:: Document excerpt ::
══════════════════════════════

In our last post we considered how easily overfeeding occurs in many pet households. A few simple family behavioral changes can rectify this. But how do we account for the pet food manufacturer’s guidelines? Where can you find the actual nutritional calorie count on the diets and treats you are feeding? Shouldn’t following the manufacturer’s feeding recommendation result in an optimum body condition?
A positive answer to all of the above should be prefaced by: “in a perfect world”. Reality is that most manufacturers do publish nutritional information on line but package recommendations often yield calories well in excess of what your pet needs. The equation is a simple one. Calorie requirement varies considerably depending upon the species, activity level, age and physical condition. A basic rule of thumb is that most adult cats require approximately 10-15 calories per pound per day for current maintenance and dogs need more closely to 15 calories per pound per day. Remember I said “for maintenance”. That means that a ten pound cat may need as few as 100 hundred calories daily in order to maintain their current weight. Similarly a fairly inactive 60 pound dog may only require 900 calories on a daily basis. If you think in terms of what we consume as humans these numbers are painfully low.

══════════════════════════════

:: Entries supplied ::

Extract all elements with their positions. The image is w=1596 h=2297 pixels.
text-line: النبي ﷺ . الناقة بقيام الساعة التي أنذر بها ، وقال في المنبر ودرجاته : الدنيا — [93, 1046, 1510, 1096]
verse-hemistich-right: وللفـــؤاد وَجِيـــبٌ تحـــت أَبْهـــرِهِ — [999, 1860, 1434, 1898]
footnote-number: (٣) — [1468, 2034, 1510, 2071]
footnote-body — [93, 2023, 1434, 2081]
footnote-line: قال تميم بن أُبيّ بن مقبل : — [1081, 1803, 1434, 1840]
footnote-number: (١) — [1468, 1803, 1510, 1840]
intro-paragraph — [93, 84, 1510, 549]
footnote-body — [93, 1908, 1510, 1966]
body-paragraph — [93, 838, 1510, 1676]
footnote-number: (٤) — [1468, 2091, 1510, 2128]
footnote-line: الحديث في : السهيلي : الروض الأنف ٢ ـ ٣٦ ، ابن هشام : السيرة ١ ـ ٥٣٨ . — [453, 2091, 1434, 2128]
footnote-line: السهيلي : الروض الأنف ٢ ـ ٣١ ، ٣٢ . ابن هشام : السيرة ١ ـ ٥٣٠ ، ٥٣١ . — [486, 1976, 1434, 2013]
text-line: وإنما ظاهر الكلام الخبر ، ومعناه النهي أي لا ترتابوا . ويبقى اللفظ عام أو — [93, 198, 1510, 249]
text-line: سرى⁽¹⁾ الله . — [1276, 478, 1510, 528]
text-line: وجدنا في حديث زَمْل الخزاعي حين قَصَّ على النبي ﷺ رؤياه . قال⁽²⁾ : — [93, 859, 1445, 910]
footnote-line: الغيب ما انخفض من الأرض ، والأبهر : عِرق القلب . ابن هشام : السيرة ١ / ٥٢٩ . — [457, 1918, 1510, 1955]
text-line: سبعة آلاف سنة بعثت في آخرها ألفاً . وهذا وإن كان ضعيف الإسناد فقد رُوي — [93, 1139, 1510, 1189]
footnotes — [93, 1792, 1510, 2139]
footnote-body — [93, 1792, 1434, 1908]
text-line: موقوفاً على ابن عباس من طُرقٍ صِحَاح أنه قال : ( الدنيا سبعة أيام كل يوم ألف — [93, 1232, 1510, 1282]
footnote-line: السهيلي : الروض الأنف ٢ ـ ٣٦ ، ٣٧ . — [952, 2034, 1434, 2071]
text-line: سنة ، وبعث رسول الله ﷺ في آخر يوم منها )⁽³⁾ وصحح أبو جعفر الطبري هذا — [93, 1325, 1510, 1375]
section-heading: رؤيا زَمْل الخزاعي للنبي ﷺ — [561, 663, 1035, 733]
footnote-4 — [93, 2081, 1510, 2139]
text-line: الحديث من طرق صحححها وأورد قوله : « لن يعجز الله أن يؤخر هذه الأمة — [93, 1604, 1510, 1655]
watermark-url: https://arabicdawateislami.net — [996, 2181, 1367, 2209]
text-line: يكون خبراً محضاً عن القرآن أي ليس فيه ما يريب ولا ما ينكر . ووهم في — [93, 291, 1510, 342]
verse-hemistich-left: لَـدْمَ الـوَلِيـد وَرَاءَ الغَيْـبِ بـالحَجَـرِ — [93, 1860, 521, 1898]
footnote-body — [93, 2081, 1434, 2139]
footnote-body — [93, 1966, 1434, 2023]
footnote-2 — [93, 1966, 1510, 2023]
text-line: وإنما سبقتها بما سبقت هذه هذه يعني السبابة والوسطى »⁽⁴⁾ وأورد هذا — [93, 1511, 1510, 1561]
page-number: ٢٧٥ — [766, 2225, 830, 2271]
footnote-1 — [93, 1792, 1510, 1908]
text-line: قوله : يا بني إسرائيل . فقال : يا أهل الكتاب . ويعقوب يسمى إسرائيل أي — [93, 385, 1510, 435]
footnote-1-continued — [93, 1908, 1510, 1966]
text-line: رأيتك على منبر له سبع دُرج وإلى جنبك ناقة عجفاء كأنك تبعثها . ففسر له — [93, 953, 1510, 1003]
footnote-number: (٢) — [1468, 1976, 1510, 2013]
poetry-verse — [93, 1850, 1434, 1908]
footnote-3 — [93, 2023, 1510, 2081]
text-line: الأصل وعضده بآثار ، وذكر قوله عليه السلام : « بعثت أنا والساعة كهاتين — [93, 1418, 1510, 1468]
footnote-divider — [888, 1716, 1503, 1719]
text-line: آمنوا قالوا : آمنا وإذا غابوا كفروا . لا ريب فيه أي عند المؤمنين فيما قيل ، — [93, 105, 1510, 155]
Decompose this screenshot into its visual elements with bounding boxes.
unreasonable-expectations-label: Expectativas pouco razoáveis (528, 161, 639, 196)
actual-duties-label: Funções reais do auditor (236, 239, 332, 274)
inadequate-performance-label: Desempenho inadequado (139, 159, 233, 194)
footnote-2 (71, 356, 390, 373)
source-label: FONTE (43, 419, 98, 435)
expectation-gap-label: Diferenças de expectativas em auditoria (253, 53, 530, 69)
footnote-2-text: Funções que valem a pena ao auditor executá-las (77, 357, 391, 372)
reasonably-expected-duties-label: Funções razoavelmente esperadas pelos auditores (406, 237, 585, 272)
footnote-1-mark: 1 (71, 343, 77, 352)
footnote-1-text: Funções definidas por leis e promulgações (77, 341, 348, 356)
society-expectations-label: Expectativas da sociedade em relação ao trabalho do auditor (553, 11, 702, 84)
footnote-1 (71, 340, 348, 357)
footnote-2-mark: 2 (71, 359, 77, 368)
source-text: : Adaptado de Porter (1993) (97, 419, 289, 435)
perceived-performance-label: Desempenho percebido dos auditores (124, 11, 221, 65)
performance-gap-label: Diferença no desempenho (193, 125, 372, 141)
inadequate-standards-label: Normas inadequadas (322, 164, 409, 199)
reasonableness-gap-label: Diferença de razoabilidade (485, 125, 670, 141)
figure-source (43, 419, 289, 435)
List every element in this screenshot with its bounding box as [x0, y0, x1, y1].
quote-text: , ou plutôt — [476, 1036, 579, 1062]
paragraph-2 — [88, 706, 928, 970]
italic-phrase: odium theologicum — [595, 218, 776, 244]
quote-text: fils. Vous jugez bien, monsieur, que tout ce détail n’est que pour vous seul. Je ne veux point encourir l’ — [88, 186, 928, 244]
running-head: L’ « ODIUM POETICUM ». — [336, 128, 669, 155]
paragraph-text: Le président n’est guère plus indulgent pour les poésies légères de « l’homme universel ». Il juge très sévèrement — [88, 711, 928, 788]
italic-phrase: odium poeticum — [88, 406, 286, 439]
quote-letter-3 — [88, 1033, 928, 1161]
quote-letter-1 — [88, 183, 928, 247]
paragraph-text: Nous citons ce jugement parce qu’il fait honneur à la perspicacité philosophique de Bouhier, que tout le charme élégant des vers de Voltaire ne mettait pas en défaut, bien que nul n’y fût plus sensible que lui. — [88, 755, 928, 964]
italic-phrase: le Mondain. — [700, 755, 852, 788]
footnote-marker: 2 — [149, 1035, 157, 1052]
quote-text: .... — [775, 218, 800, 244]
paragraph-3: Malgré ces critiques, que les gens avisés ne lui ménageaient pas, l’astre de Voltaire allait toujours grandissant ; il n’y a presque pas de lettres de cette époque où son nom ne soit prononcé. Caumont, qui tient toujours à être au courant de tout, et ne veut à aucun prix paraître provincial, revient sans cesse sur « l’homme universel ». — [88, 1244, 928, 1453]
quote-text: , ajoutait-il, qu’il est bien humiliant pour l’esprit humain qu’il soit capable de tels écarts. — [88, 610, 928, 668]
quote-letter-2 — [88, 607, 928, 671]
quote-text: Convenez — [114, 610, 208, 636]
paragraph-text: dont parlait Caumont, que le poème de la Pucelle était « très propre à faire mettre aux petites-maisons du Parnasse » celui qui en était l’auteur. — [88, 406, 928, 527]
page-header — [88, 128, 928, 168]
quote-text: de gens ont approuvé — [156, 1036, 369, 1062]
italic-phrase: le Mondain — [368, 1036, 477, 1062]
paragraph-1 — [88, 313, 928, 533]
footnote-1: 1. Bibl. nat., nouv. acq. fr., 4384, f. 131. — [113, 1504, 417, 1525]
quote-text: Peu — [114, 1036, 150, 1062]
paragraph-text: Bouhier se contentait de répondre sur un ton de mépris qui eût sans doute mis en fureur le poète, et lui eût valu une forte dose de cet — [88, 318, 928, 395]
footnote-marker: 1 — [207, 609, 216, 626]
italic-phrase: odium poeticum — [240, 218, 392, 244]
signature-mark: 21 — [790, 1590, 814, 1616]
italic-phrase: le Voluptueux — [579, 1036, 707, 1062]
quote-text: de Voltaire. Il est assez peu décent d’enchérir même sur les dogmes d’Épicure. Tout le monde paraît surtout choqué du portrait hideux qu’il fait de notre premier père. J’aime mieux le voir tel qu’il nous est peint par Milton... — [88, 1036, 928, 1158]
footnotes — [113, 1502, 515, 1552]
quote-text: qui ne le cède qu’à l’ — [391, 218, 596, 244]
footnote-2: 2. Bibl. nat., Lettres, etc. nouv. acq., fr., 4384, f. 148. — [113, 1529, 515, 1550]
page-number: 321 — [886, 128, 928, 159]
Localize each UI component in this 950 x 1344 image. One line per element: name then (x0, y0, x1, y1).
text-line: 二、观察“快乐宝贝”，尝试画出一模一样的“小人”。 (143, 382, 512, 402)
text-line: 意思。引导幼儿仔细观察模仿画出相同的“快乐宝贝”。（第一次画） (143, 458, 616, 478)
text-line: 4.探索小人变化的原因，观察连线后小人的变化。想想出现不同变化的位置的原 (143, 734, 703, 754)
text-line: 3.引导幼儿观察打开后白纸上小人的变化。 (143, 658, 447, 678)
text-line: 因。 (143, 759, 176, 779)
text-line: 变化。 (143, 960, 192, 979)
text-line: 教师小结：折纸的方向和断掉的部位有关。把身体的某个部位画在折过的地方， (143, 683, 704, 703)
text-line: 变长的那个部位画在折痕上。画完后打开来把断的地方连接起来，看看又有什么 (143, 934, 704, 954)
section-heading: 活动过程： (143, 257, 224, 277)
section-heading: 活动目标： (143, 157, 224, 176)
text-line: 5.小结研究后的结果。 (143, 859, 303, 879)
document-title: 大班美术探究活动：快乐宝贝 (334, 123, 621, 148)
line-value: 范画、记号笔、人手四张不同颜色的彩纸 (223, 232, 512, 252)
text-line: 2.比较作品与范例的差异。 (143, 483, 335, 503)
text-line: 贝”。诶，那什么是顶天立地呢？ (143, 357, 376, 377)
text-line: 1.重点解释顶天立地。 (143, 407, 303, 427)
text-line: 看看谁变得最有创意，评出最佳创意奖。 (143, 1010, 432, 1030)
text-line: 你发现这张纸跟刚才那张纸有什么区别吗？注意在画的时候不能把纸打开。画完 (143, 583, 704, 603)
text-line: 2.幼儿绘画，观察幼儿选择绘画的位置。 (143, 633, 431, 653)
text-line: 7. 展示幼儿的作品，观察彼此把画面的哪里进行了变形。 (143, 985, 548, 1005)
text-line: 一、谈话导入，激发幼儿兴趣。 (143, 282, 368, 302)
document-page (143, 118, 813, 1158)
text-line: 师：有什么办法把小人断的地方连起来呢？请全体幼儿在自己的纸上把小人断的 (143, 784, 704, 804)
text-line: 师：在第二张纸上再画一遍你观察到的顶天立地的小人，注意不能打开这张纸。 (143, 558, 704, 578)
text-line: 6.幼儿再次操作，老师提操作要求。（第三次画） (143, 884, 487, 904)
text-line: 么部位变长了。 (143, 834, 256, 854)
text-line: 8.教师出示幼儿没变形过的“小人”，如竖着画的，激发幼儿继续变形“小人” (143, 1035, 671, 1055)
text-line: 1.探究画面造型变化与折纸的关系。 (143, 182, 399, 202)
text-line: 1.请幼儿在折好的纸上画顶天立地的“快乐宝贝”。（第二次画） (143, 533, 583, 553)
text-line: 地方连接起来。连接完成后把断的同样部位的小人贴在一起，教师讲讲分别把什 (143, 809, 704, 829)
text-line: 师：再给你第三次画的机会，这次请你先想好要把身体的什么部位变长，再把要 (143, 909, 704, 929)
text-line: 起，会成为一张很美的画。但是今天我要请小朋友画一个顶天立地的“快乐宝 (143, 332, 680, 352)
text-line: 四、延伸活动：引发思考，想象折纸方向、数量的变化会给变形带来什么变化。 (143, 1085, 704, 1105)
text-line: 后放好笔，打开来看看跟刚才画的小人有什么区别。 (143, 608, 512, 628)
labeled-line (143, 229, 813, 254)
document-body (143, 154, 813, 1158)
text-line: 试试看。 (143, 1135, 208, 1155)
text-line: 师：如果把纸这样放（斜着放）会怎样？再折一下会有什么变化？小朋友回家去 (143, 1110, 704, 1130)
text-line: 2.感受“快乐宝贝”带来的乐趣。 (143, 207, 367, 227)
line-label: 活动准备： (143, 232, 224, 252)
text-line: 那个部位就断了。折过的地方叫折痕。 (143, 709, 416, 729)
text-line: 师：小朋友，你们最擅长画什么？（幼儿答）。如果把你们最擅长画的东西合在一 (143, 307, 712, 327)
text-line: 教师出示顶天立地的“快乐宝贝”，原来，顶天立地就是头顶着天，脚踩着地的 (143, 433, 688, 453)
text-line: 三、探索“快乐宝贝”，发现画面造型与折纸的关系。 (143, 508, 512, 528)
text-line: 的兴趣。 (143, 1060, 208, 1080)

══════════════════════════════

:: Tasks ::
1) The post on pet feeding and calories gives several factors that make calorie requirements vary. List them.
2) According to the post on pet feeding and calories, how many calories per pound per day do most adult cats need for maintenance?
3) Continue the post on pet feeding and calories from its last sentence.

:: Results of the exercise ::
1)
Species
Activity level
Age
Physical condition

2) Approximately 10-15 calories per pound per day.

3)
So what do we do if we are one of the two thirds of the pet owning population with overweight pets? Logically we can either reduce calories consumed or increase the number of calories burned. No secret here that long walks with your dog or for many owners with their cat as well as initiating periods of play indoors will help to burn calories. Ball or toy chasing, laser pointer games as well as active play with other pets either within your home or in a play group setting helps significantly. Take some time to calorie count using the manufacturer’s published data as well as phone calls to the company when necessary to figure out exactly what your pet is consuming, Keep a chart for one or two weeks of everything your pet is consuming including treats, snacks, morsels of your own food and reward treats to get a sense of exactly what he or she is eating. It will take a bit of effort to figure the calorie count for everything in the diet but it is doable. Once you have done a one or two week calorie count the real work begins. Consult with your local vet to evaluate your pet’s diet and to brainstorm how to go about increasing calorie burn while reducing calorie total. This is not rocket science. If we think in terms of counting points (Weight Watchers anyone?) your pet can only consume so many points (calories) daily. If he or she has more treats one day then something has to come off somewhere else.
If the above seems simplistic it is. But taking the time and putting in the effort can significantly increase your pet’s life expectancy as well improving the quality of that life. Make sure the entire household becomes involved in this project for in the end everyone wins……especially our four legged friends.